| DIRECTIONS |
Output the lines that follow exactly as they are.

Extracts from a graphics dataset:
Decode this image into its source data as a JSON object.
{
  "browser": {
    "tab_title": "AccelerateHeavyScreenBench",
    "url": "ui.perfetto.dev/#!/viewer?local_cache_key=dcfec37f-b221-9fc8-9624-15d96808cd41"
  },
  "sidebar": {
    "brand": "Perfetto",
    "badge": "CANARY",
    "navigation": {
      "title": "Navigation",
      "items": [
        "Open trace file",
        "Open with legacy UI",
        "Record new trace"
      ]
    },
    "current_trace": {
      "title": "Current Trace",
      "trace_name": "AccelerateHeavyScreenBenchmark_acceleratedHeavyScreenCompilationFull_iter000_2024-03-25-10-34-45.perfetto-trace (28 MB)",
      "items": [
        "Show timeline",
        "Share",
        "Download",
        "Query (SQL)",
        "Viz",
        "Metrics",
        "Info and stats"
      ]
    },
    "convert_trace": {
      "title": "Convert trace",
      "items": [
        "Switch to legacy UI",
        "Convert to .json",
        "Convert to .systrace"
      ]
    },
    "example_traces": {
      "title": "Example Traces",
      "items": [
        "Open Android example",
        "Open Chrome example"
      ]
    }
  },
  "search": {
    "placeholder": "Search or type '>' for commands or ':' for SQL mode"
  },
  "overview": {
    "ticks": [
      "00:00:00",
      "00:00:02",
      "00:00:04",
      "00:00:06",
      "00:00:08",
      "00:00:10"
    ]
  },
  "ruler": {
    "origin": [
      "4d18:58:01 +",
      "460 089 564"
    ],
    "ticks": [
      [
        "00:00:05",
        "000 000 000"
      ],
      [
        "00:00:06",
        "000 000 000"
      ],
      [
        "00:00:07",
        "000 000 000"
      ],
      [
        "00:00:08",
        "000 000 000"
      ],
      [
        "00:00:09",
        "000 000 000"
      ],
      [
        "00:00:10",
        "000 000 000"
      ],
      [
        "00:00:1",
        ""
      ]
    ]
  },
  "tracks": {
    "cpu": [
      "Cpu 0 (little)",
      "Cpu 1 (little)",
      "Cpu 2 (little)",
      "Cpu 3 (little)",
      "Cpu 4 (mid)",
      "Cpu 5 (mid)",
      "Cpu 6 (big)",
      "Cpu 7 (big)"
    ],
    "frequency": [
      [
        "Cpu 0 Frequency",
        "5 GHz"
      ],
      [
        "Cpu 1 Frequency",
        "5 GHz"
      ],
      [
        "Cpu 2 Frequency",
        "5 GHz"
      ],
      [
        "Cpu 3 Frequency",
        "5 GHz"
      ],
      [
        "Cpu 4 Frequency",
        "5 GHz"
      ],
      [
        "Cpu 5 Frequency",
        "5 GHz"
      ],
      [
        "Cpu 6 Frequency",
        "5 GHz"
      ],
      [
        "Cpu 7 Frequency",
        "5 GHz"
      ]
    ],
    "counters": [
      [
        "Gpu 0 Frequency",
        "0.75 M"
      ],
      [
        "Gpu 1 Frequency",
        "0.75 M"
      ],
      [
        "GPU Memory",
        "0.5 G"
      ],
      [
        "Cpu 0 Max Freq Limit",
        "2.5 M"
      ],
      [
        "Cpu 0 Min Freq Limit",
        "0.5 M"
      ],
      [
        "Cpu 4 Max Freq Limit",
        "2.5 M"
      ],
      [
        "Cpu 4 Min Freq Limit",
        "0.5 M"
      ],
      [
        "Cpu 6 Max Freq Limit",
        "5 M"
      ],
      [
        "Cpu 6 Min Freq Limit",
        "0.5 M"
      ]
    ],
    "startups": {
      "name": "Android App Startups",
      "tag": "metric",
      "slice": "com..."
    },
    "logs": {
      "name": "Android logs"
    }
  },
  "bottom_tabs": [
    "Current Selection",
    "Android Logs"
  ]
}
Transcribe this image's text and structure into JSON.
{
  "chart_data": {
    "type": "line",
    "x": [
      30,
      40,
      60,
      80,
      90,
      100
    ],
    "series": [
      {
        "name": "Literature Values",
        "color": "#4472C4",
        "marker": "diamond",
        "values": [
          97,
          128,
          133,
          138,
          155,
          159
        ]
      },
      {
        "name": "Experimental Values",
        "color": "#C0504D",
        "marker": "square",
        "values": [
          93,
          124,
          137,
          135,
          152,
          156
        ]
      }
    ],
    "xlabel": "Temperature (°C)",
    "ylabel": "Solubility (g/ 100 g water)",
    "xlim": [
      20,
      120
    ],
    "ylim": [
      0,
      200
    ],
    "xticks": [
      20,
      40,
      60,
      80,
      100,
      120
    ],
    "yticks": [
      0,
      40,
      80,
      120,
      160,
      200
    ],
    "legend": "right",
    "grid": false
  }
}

| FINISHED ANSWER |
Decode this image into its source data as a JSON object.
{
  "browser": {
    "tab_title": "AccelerateHeavyScreenBench",
    "url": "ui.perfetto.dev/#!/viewer?local_cache_key=dcfec37f-b221-9fc8-9624-15d96808cd41"
  },
  "sidebar": {
    "brand": "Perfetto",
    "badge": "CANARY",
    "navigation": {
      "title": "Navigation",
      "items": [
        "Open trace file",
        "Open with legacy UI",
        "Record new trace"
      ]
    },
    "current_trace": {
      "title": "Current Trace",
      "trace_name": "AccelerateHeavyScreenBenchmark_acceleratedHeavyScreenCompilationFull_iter000_2024-03-25-10-34-45.perfetto-trace (28 MB)",
      "items": [
        "Show timeline",
        "Share",
        "Download",
        "Query (SQL)",
        "Viz",
        "Metrics",
        "Info and stats"
      ]
    },
    "convert_trace": {
      "title": "Convert trace",
      "items": [
        "Switch to legacy UI",
        "Convert to .json",
        "Convert to .systrace"
      ]
    },
    "example_traces": {
      "title": "Example Traces",
      "items": [
        "Open Android example",
        "Open Chrome example"
      ]
    }
  },
  "search": {
    "placeholder": "Search or type '>' for commands or ':' for SQL mode"
  },
  "overview": {
    "ticks": [
      "00:00:00",
      "00:00:02",
      "00:00:04",
      "00:00:06",
      "00:00:08",
      "00:00:10"
    ]
  },
  "ruler": {
    "origin": [
      "4d18:58:01 +",
      "460 089 564"
    ],
    "ticks": [
      [
        "00:00:05",
        "000 000 000"
      ],
      [
        "00:00:06",
        "000 000 000"
      ],
      [
        "00:00:07",
        "000 000 000"
      ],
      [
        "00:00:08",
        "000 000 000"
      ],
      [
        "00:00:09",
        "000 000 000"
      ],
      [
        "00:00:10",
        "000 000 000"
      ],
      [
        "00:00:1",
        ""
      ]
    ]
  },
  "tracks": {
    "cpu": [
      "Cpu 0 (little)",
      "Cpu 1 (little)",
      "Cpu 2 (little)",
      "Cpu 3 (little)",
      "Cpu 4 (mid)",
      "Cpu 5 (mid)",
      "Cpu 6 (big)",
      "Cpu 7 (big)"
    ],
    "frequency": [
      [
        "Cpu 0 Frequency",
        "5 GHz"
      ],
      [
        "Cpu 1 Frequency",
        "5 GHz"
      ],
      [
        "Cpu 2 Frequency",
        "5 GHz"
      ],
      [
        "Cpu 3 Frequency",
        "5 GHz"
      ],
      [
        "Cpu 4 Frequency",
        "5 GHz"
      ],
      [
        "Cpu 5 Frequency",
        "5 GHz"
      ],
      [
        "Cpu 6 Frequency",
        "5 GHz"
      ],
      [
        "Cpu 7 Frequency",
        "5 GHz"
      ]
    ],
    "counters": [
      [
        "Gpu 0 Frequency",
        "0.75 M"
      ],
      [
        "Gpu 1 Frequency",
        "0.75 M"
      ],
      [
        "GPU Memory",
        "0.5 G"
      ],
      [
        "Cpu 0 Max Freq Limit",
        "2.5 M"
      ],
      [
        "Cpu 0 Min Freq Limit",
        "0.5 M"
      ],
      [
        "Cpu 4 Max Freq Limit",
        "2.5 M"
      ],
      [
        "Cpu 4 Min Freq Limit",
        "0.5 M"
      ],
      [
        "Cpu 6 Max Freq Limit",
        "5 M"
      ],
      [
        "Cpu 6 Min Freq Limit",
        "0.5 M"
      ]
    ],
    "startups": {
      "name": "Android App Startups",
      "tag": "metric",
      "slice": "com..."
    },
    "logs": {
      "name": "Android logs"
    }
  },
  "bottom_tabs": [
    "Current Selection",
    "Android Logs"
  ]
}
Transcribe this image's text and structure into JSON.
{
  "chart_data": {
    "type": "line",
    "x": [
      30,
      40,
      60,
      80,
      90,
      100
    ],
    "series": [
      {
        "name": "Literature Values",
        "color": "#4472C4",
        "marker": "diamond",
        "values": [
          97,
          128,
          133,
          138,
          155,
          159
        ]
      },
      {
        "name": "Experimental Values",
        "color": "#C0504D",
        "marker": "square",
        "values": [
          93,
          124,
          137,
          135,
          152,
          156
        ]
      }
    ],
    "xlabel": "Temperature (°C)",
    "ylabel": "Solubility (g/ 100 g water)",
    "xlim": [
      20,
      120
    ],
    "ylim": [
      0,
      200
    ],
    "xticks": [
      20,
      40,
      60,
      80,
      100,
      120
    ],
    "yticks": [
      0,
      40,
      80,
      120,
      160,
      200
    ],
    "legend": "right",
    "grid": false
  }
}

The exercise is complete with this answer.